■ **Written instruction**
Do not carry the pictures over; copy every other part of the entries exactly.

■ **Dataset extract**

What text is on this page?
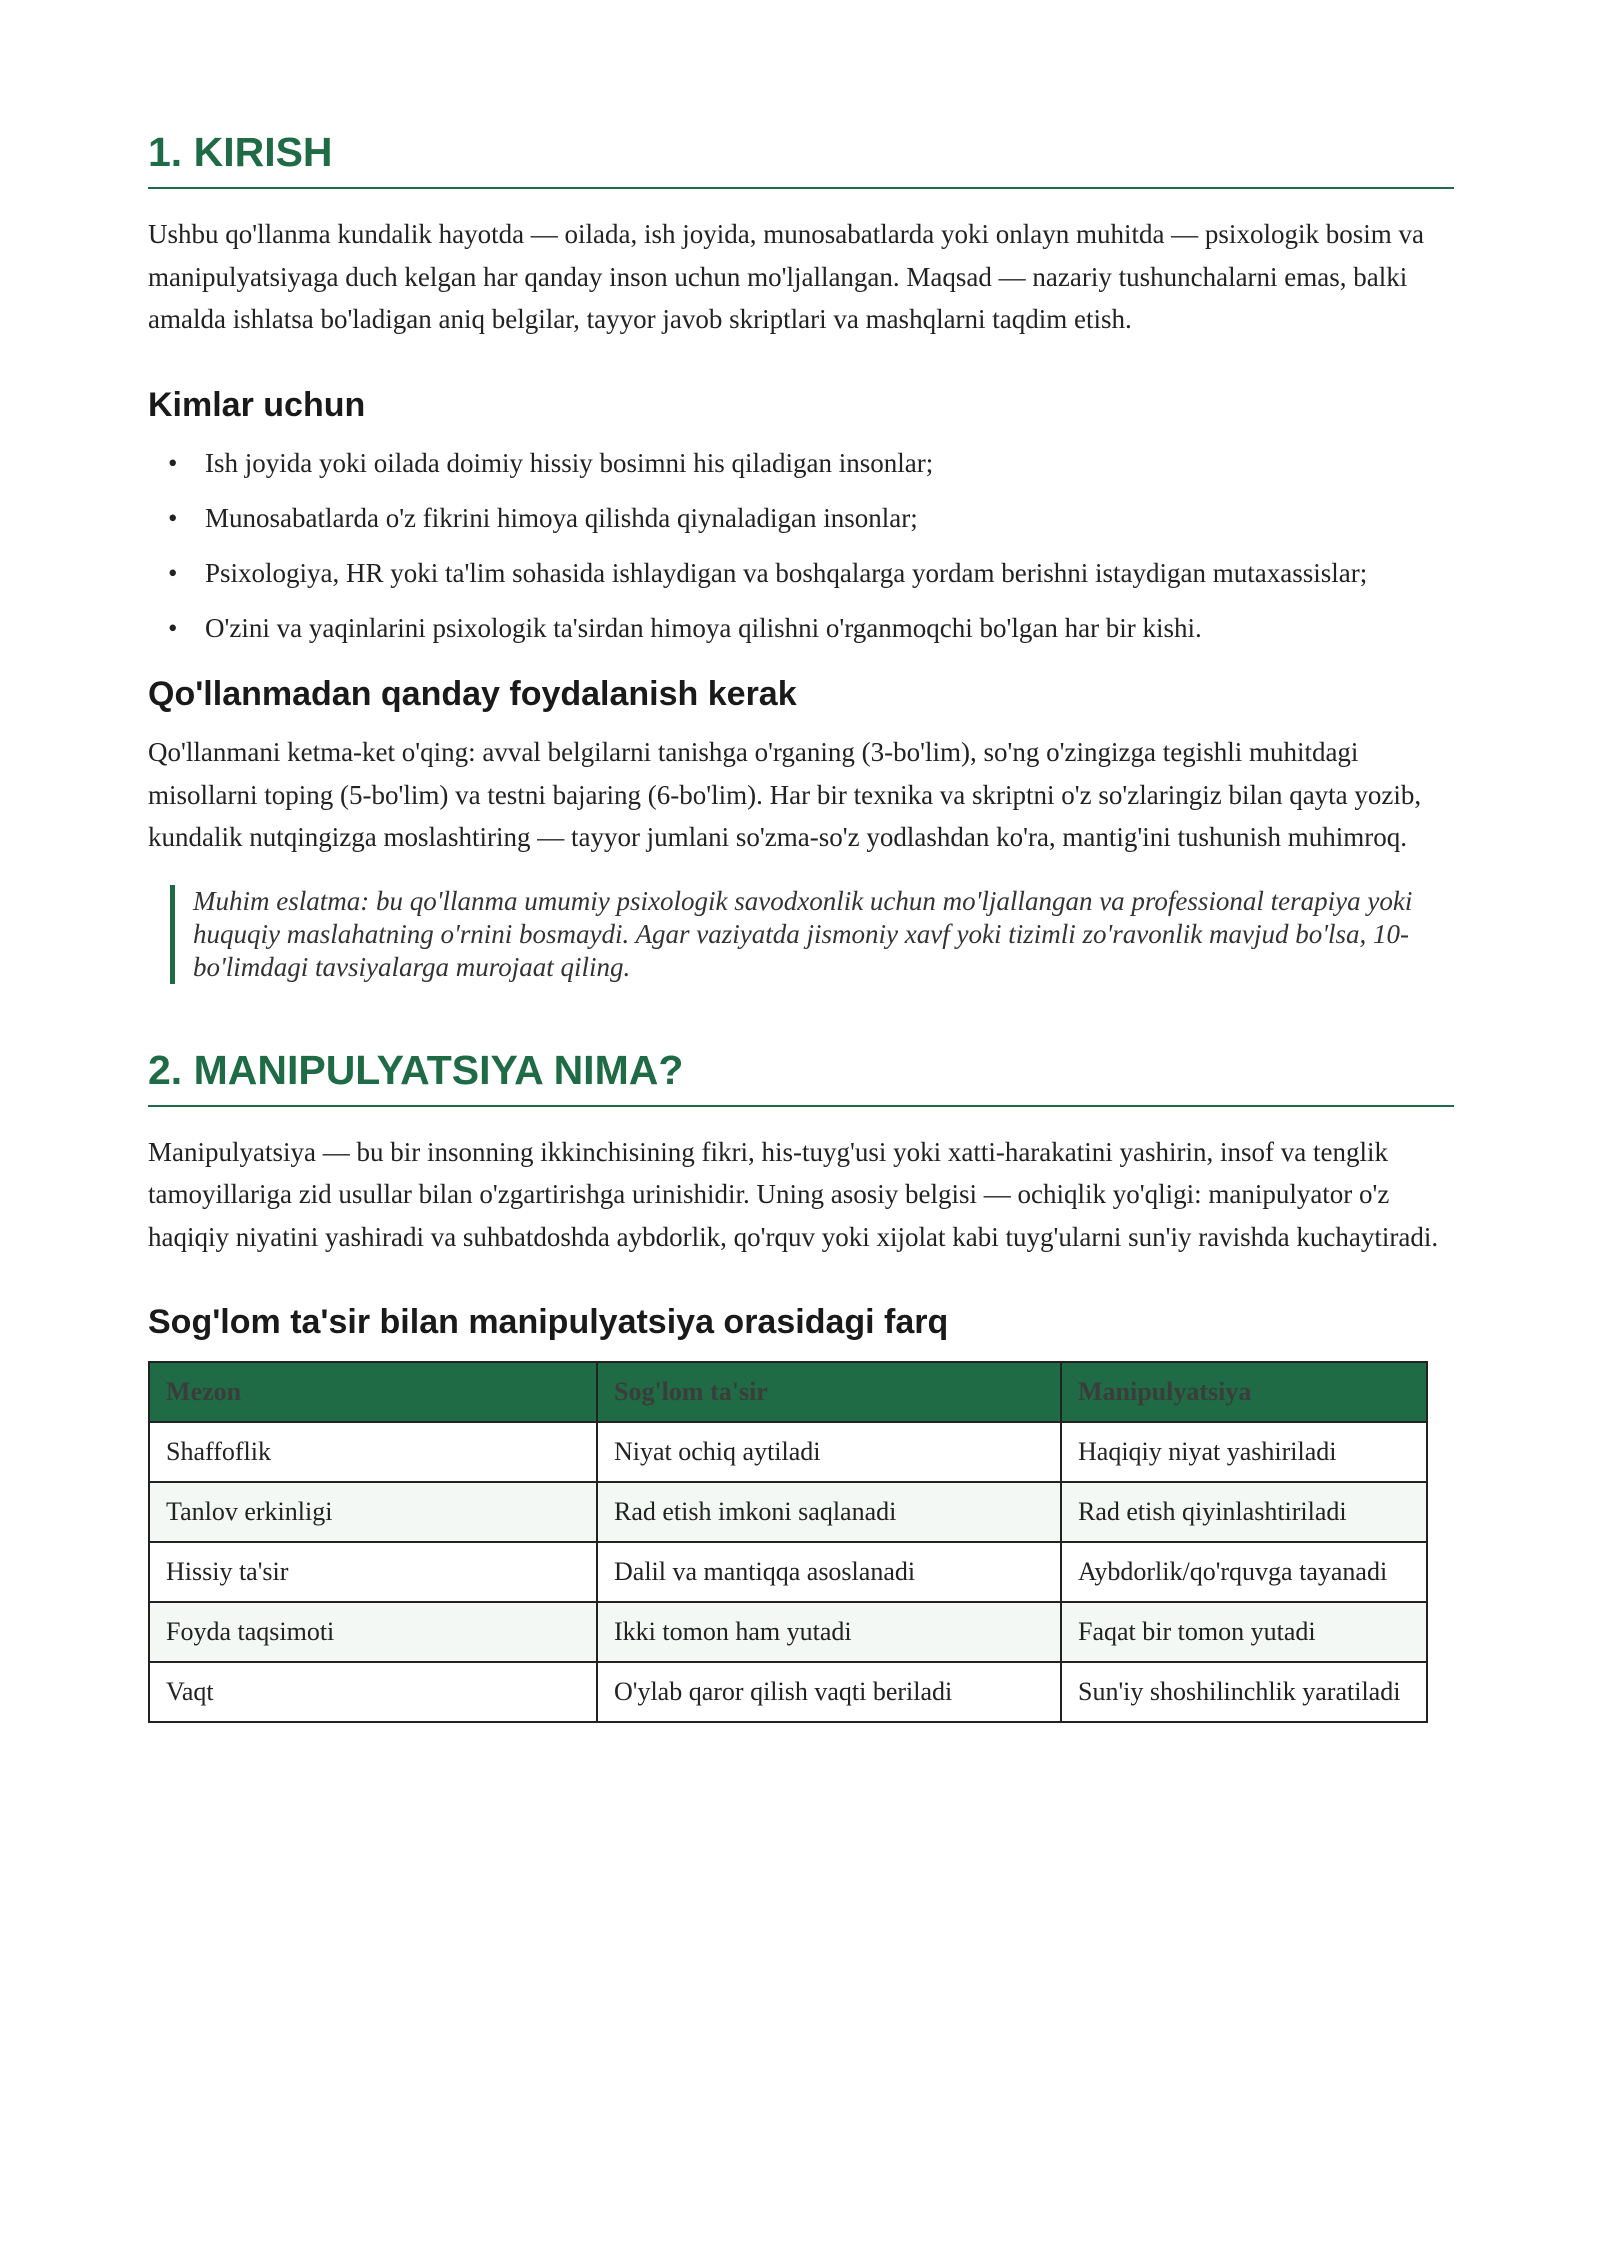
1. KIRISH

Ushbu qo'llanma kundalik hayotda — oilada, ish joyida, munosabatlarda yoki onlayn muhitda — psixologik bosim va manipulyatsiyaga duch kelgan har qanday inson uchun mo'ljallangan. Maqsad — nazariy tushunchalarni emas, balki amalda ishlatsa bo'ladigan aniq belgilar, tayyor javob skriptlari va mashqlarni taqdim etish.

Kimlar uchun
• Ish joyida yoki oilada doimiy hissiy bosimni his qiladigan insonlar;
• Munosabatlarda o'z fikrini himoya qilishda qiynaladigan insonlar;
• Psixologiya, HR yoki ta'lim sohasida ishlaydigan va boshqalarga yordam berishni istaydigan mutaxassislar;
• O'zini va yaqinlarini psixologik ta'sirdan himoya qilishni o'rganmoqchi bo'lgan har bir kishi.
Qo'llanmadan qanday foydalanish kerak

Qo'llanmani ketma-ket o'qing: avval belgilarni tanishga o'rganing (3-bo'lim), so'ng o'zingizga tegishli muhitdagi misollarni toping (5-bo'lim) va testni bajaring (6-bo'lim). Har bir texnika va skriptni o'z so'zlaringiz bilan qayta yozib, kundalik nutqingizga moslashtiring — tayyor jumlani so'zma-so'z yodlashdan ko'ra, mantig'ini tushunish muhimroq.

Muhim eslatma: bu qo'llanma umumiy psixologik savodxonlik uchun mo'ljallangan va professional terapiya yoki huquqiy maslahatning o'rnini bosmaydi. Agar vaziyatda jismoniy xavf yoki tizimli zo'ravonlik mavjud bo'lsa, 10-bo'limdagi tavsiyalarga murojaat qiling.
2. MANIPULYATSIYA NIMA?

Manipulyatsiya — bu bir insonning ikkinchisining fikri, his-tuyg'usi yoki xatti-harakatini yashirin, insof va tenglik tamoyillariga zid usullar bilan o'zgartirishga urinishidir. Uning asosiy belgisi — ochiqlik yo'qligi: manipulyator o'z haqiqiy niyatini yashiradi va suhbatdoshda aybdorlik, qo'rquv yoki xijolat kabi tuyg'ularni sun'iy ravishda kuchaytiradi.

Sog'lom ta'sir bilan manipulyatsiya orasidagi farq
Mezon	Sog'lom ta'sir	Manipulyatsiya
Shaffoflik	Niyat ochiq aytiladi	Haqiqiy niyat yashiriladi
Tanlov erkinligi	Rad etish imkoni saqlanadi	Rad etish qiyinlashtiriladi
Hissiy ta'sir	Dalil va mantiqqa asoslanadi	Aybdorlik/qo'rquvga tayanadi
Foyda taqsimoti	Ikki tomon ham yutadi	Faqat bir tomon yutadi
Vaqt	O'ylab qaror qilish vaqti beriladi	Sun'iy shoshilinchlik yaratiladi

■ **Complete output**
What text is on this page?
1. KIRISH

Ushbu qo'llanma kundalik hayotda — oilada, ish joyida, munosabatlarda yoki onlayn muhitda — psixologik bosim va manipulyatsiyaga duch kelgan har qanday inson uchun mo'ljallangan. Maqsad — nazariy tushunchalarni emas, balki amalda ishlatsa bo'ladigan aniq belgilar, tayyor javob skriptlari va mashqlarni taqdim etish.

Kimlar uchun
• Ish joyida yoki oilada doimiy hissiy bosimni his qiladigan insonlar;
• Munosabatlarda o'z fikrini himoya qilishda qiynaladigan insonlar;
• Psixologiya, HR yoki ta'lim sohasida ishlaydigan va boshqalarga yordam berishni istaydigan mutaxassislar;
• O'zini va yaqinlarini psixologik ta'sirdan himoya qilishni o'rganmoqchi bo'lgan har bir kishi.
Qo'llanmadan qanday foydalanish kerak

Qo'llanmani ketma-ket o'qing: avval belgilarni tanishga o'rganing (3-bo'lim), so'ng o'zingizga tegishli muhitdagi misollarni toping (5-bo'lim) va testni bajaring (6-bo'lim). Har bir texnika va skriptni o'z so'zlaringiz bilan qayta yozib, kundalik nutqingizga moslashtiring — tayyor jumlani so'zma-so'z yodlashdan ko'ra, mantig'ini tushunish muhimroq.

Muhim eslatma: bu qo'llanma umumiy psixologik savodxonlik uchun mo'ljallangan va professional terapiya yoki huquqiy maslahatning o'rnini bosmaydi. Agar vaziyatda jismoniy xavf yoki tizimli zo'ravonlik mavjud bo'lsa, 10-bo'limdagi tavsiyalarga murojaat qiling.
2. MANIPULYATSIYA NIMA?

Manipulyatsiya — bu bir insonning ikkinchisining fikri, his-tuyg'usi yoki xatti-harakatini yashirin, insof va tenglik tamoyillariga zid usullar bilan o'zgartirishga urinishidir. Uning asosiy belgisi — ochiqlik yo'qligi: manipulyator o'z haqiqiy niyatini yashiradi va suhbatdoshda aybdorlik, qo'rquv yoki xijolat kabi tuyg'ularni sun'iy ravishda kuchaytiradi.

Sog'lom ta'sir bilan manipulyatsiya orasidagi farq
Mezon	Sog'lom ta'sir	Manipulyatsiya
Shaffoflik	Niyat ochiq aytiladi	Haqiqiy niyat yashiriladi
Tanlov erkinligi	Rad etish imkoni saqlanadi	Rad etish qiyinlashtiriladi
Hissiy ta'sir	Dalil va mantiqqa asoslanadi	Aybdorlik/qo'rquvga tayanadi
Foyda taqsimoti	Ikki tomon ham yutadi	Faqat bir tomon yutadi
Vaqt	O'ylab qaror qilish vaqti beriladi	Sun'iy shoshilinchlik yaratiladi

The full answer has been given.